Data for processing ▸
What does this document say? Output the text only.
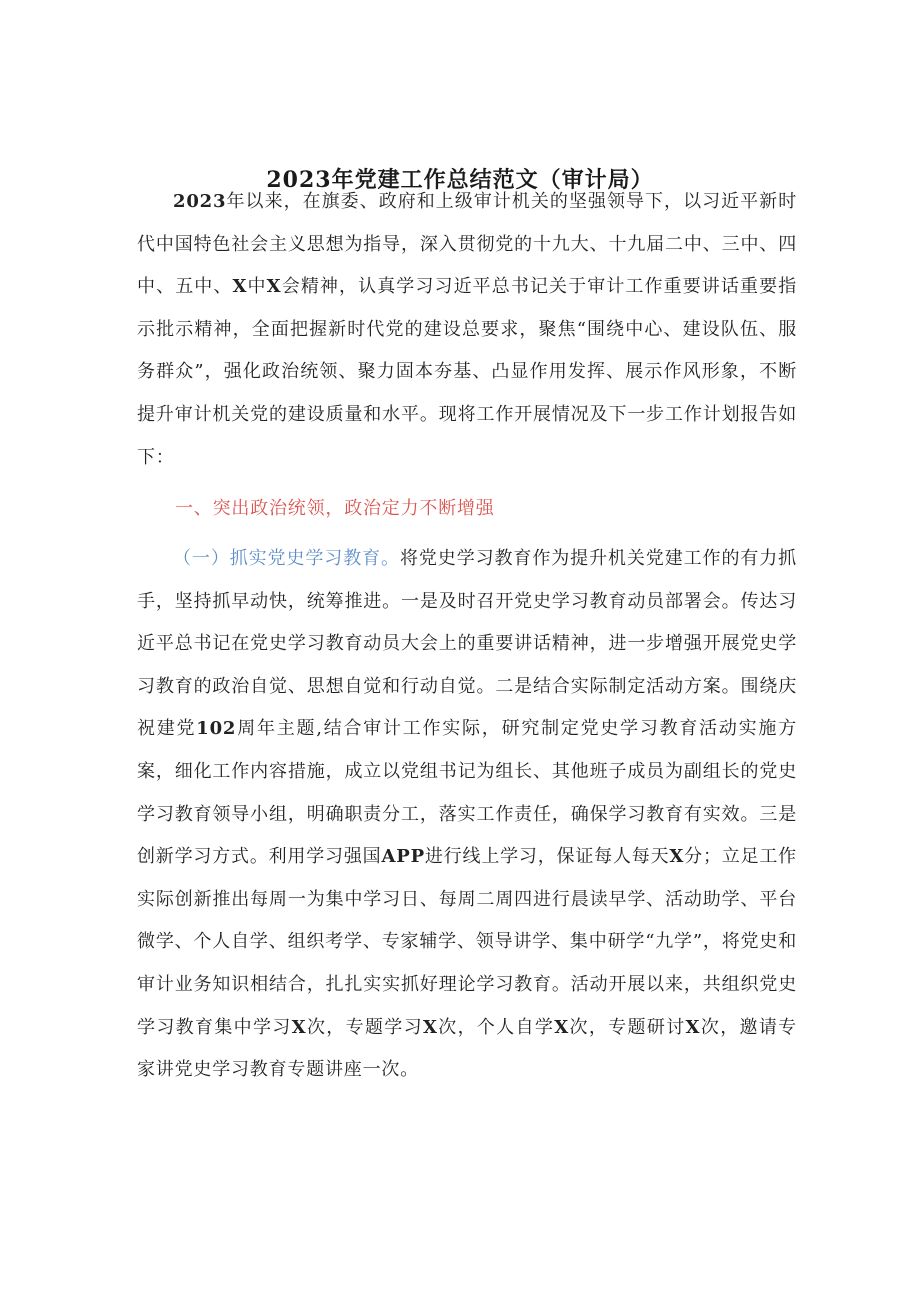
2023年党建工作总结范文（审计局）

2023年以来，在旗委、政府和上级审计机关的坚强领导下，以习近平新时代中国特色社会主义思想为指导，深入贯彻党的十九大、十九届二中、三中、四中、五中、X中X会精神，认真学习习近平总书记关于审计工作重要讲话重要指示批示精神，全面把握新时代党的建设总要求，聚焦“围绕中心、建设队伍、服务群众”，强化政治统领、聚力固本夯基、凸显作用发挥、展示作风形象，不断提升审计机关党的建设质量和水平。现将工作开展情况及下一步工作计划报告如下：

一、突出政治统领，政治定力不断增强

（一）抓实党史学习教育。将党史学习教育作为提升机关党建工作的有力抓手，坚持抓早动快，统筹推进。一是及时召开党史学习教育动员部署会。传达习近平总书记在党史学习教育动员大会上的重要讲话精神，进一步增强开展党史学习教育的政治自觉、思想自觉和行动自觉。二是结合实际制定活动方案。围绕庆祝建党102周年主题,结合审计工作实际，研究制定党史学习教育活动实施方案，细化工作内容措施，成立以党组书记为组长、其他班子成员为副组长的党史学习教育领导小组，明确职责分工，落实工作责任，确保学习教育有实效。三是创新学习方式。利用学习强国APP进行线上学习，保证每人每天X分；立足工作实际创新推出每周一为集中学习日、每周二周四进行晨读早学、活动助学、平台微学、个人自学、组织考学、专家辅学、领导讲学、集中研学“九学”，将党史和审计业务知识相结合，扎扎实实抓好理论学习教育。活动开展以来，共组织党史学习教育集中学习X次，专题学习X次，个人自学X次，专题研讨X次，邀请专家讲党史学习教育专题讲座一次。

Exercise requirements ▸ Transcribe the material exactly, and leave out whatever pictures it holds.

Full output ▸
What does this document say? Output the text only.
2023年党建工作总结范文（审计局）

2023年以来，在旗委、政府和上级审计机关的坚强领导下，以习近平新时代中国特色社会主义思想为指导，深入贯彻党的十九大、十九届二中、三中、四中、五中、X中X会精神，认真学习习近平总书记关于审计工作重要讲话重要指示批示精神，全面把握新时代党的建设总要求，聚焦“围绕中心、建设队伍、服务群众”，强化政治统领、聚力固本夯基、凸显作用发挥、展示作风形象，不断提升审计机关党的建设质量和水平。现将工作开展情况及下一步工作计划报告如下：

一、突出政治统领，政治定力不断增强

（一）抓实党史学习教育。将党史学习教育作为提升机关党建工作的有力抓手，坚持抓早动快，统筹推进。一是及时召开党史学习教育动员部署会。传达习近平总书记在党史学习教育动员大会上的重要讲话精神，进一步增强开展党史学习教育的政治自觉、思想自觉和行动自觉。二是结合实际制定活动方案。围绕庆祝建党102周年主题,结合审计工作实际，研究制定党史学习教育活动实施方案，细化工作内容措施，成立以党组书记为组长、其他班子成员为副组长的党史学习教育领导小组，明确职责分工，落实工作责任，确保学习教育有实效。三是创新学习方式。利用学习强国APP进行线上学习，保证每人每天X分；立足工作实际创新推出每周一为集中学习日、每周二周四进行晨读早学、活动助学、平台微学、个人自学、组织考学、专家辅学、领导讲学、集中研学“九学”，将党史和审计业务知识相结合，扎扎实实抓好理论学习教育。活动开展以来，共组织党史学习教育集中学习X次，专题学习X次，个人自学X次，专题研讨X次，邀请专家讲党史学习教育专题讲座一次。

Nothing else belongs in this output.